[Stored items]
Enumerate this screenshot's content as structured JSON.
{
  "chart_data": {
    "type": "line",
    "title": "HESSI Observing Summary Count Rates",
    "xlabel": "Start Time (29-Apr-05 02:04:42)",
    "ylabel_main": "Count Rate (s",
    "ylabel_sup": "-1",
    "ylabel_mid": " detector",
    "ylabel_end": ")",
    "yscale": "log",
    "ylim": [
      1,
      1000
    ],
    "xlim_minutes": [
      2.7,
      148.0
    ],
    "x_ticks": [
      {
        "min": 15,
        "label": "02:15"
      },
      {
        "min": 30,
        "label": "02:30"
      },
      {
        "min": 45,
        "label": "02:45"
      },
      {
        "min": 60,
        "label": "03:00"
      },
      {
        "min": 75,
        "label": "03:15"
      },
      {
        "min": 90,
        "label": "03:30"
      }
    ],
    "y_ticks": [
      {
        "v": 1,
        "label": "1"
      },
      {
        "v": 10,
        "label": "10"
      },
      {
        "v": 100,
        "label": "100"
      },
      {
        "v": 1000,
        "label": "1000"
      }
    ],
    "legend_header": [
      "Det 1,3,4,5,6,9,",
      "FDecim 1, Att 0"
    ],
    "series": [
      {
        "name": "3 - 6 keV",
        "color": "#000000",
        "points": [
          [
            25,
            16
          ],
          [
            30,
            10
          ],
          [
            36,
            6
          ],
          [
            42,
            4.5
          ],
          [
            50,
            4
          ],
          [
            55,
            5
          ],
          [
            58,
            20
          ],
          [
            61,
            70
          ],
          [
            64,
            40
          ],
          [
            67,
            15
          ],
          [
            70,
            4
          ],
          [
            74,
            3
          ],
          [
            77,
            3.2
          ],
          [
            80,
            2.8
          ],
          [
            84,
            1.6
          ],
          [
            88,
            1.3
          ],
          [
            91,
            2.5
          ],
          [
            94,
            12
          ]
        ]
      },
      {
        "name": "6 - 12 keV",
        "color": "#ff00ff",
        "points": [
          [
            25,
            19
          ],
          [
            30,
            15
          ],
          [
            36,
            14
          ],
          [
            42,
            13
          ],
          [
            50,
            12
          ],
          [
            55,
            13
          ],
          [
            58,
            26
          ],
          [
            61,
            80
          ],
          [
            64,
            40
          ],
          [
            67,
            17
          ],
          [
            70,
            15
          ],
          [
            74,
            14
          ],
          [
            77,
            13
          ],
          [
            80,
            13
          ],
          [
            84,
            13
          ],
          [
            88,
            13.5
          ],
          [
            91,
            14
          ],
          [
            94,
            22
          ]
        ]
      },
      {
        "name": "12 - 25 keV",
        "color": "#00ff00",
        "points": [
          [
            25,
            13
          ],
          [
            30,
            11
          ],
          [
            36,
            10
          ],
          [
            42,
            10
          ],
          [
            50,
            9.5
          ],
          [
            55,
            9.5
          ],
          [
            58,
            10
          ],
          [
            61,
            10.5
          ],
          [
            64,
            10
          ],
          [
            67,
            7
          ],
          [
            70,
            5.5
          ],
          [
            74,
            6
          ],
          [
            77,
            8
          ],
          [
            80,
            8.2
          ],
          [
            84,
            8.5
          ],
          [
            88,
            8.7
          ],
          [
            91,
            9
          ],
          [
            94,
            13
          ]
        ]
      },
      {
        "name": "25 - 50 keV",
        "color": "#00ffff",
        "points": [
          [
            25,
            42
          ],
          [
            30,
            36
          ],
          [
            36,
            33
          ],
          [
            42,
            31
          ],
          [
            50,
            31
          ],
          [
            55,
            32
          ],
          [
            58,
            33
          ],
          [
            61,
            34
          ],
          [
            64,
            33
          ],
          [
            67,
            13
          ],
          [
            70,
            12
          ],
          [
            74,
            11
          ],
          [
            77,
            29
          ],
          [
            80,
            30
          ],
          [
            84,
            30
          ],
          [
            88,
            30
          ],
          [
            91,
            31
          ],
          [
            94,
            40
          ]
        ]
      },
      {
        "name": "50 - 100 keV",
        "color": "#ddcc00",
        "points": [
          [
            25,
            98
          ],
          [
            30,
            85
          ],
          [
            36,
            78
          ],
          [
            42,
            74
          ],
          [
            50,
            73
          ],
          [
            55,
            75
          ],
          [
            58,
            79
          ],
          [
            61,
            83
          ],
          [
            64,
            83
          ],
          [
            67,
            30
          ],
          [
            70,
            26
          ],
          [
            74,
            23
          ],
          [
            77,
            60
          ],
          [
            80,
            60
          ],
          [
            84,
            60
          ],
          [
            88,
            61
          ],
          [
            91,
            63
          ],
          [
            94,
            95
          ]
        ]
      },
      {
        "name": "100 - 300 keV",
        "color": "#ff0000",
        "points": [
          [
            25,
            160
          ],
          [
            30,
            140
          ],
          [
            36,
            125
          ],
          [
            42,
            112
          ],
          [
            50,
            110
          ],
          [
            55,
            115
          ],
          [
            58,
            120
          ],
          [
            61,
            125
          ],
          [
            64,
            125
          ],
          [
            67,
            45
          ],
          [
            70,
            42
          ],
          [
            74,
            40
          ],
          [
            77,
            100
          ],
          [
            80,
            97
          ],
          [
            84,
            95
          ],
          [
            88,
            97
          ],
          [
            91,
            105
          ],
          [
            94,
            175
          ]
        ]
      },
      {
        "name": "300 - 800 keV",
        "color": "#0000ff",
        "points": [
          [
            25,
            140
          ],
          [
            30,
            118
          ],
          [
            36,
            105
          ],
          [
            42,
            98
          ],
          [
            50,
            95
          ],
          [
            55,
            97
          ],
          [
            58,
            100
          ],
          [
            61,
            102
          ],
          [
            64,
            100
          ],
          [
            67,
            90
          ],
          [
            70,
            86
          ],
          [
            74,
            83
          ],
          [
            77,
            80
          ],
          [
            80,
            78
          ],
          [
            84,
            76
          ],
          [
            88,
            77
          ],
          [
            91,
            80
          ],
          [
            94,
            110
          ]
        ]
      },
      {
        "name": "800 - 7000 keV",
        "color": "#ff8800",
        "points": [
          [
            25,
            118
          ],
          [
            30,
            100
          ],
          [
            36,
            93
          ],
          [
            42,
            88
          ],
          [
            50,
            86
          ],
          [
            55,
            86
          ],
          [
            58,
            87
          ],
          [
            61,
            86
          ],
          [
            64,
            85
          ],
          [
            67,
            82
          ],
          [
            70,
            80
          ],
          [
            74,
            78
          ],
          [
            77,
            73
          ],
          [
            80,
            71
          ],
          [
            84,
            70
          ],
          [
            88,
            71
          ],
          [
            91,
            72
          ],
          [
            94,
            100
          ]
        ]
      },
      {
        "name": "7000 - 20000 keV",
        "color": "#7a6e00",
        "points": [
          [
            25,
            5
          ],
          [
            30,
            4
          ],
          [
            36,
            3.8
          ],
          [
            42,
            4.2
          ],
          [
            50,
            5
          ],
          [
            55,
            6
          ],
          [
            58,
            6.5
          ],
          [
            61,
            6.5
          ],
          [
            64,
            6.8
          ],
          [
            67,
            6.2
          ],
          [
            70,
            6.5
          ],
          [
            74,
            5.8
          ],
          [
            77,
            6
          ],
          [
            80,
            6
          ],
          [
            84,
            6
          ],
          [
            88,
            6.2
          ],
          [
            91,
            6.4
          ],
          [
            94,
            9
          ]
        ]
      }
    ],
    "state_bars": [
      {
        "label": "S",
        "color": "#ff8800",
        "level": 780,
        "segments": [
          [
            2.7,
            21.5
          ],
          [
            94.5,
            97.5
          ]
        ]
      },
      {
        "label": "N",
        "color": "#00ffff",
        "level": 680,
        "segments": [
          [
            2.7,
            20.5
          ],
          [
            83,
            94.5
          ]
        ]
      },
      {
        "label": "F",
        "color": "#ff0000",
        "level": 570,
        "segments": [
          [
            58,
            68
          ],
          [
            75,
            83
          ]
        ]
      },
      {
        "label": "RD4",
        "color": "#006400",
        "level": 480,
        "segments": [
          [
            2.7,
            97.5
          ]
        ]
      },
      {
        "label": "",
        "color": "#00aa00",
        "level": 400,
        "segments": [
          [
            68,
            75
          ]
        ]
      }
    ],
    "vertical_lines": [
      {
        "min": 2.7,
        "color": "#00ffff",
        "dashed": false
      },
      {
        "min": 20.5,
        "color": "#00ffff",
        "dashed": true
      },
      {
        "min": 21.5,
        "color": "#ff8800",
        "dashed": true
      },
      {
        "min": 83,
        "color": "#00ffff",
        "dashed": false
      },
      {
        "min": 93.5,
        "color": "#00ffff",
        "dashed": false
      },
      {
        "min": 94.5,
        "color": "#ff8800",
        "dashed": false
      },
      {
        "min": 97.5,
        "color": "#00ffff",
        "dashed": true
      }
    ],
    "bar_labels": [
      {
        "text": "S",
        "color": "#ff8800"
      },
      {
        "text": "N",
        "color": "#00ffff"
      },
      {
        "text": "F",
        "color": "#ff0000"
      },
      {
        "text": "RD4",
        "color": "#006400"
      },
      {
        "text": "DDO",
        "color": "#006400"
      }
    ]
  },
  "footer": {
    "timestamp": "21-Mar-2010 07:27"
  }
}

---

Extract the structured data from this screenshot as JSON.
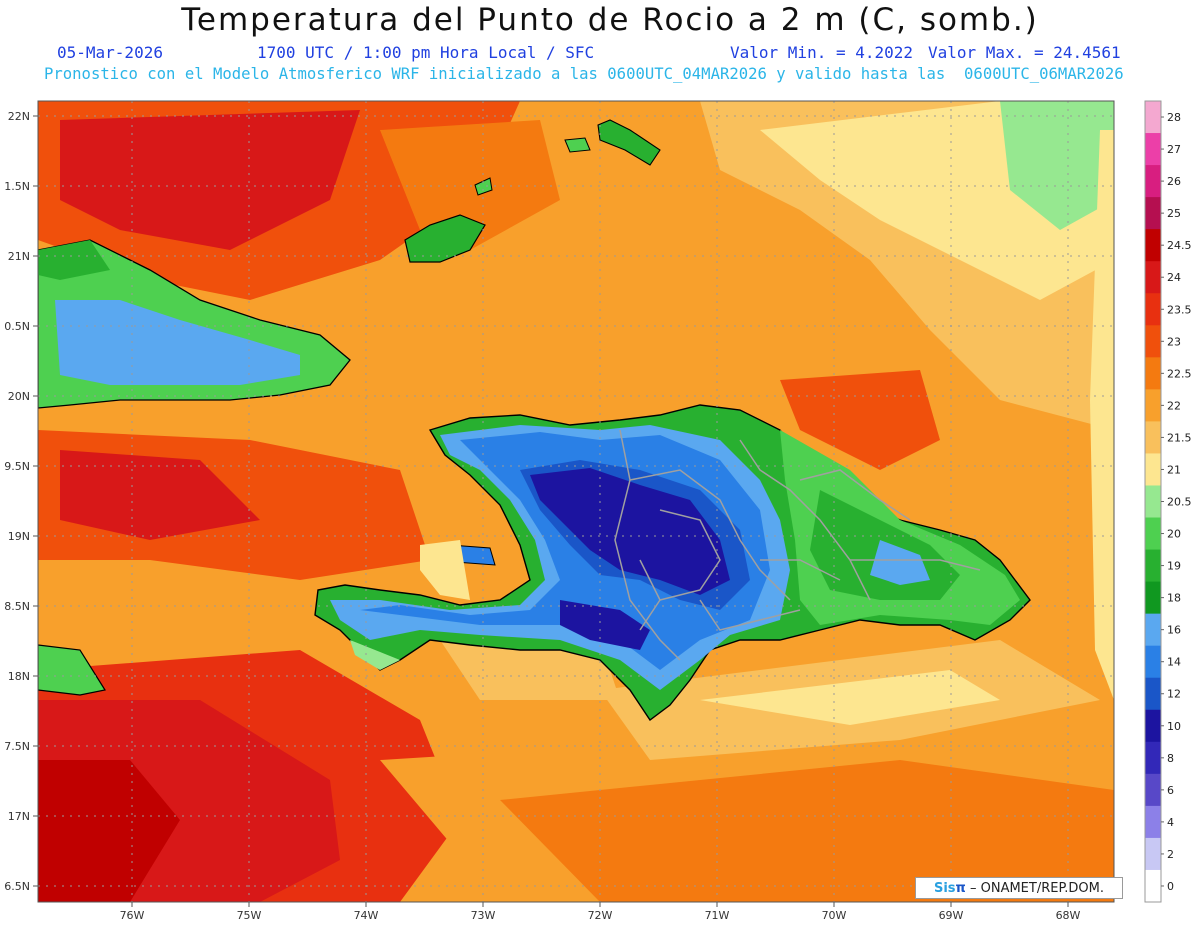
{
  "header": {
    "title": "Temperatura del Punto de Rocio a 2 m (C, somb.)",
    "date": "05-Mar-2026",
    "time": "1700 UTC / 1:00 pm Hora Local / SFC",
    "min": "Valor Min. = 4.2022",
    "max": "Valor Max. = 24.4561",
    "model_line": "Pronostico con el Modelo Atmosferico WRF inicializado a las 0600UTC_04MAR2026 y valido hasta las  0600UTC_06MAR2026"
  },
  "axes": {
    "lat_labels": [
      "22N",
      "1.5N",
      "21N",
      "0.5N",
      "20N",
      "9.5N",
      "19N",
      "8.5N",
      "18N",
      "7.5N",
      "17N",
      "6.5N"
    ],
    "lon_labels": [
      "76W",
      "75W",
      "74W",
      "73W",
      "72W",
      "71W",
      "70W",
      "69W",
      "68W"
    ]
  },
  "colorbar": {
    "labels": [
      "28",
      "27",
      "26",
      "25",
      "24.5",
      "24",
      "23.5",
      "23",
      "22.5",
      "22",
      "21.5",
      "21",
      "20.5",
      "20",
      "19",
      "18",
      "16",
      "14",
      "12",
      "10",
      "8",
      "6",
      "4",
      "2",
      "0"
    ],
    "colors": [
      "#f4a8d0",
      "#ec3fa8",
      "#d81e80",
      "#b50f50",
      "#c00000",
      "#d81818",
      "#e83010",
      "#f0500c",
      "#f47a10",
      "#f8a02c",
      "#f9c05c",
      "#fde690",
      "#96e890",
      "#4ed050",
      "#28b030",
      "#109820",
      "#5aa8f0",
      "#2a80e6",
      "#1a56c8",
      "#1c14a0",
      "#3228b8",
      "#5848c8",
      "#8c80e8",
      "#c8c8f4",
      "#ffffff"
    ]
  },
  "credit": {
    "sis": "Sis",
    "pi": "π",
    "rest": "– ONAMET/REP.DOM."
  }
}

- _GOAL OF THE EXERCISE_
Report how many lines include the word "title". Give nothing but the number.

- _ANSWER TO THE EXERCISE_
2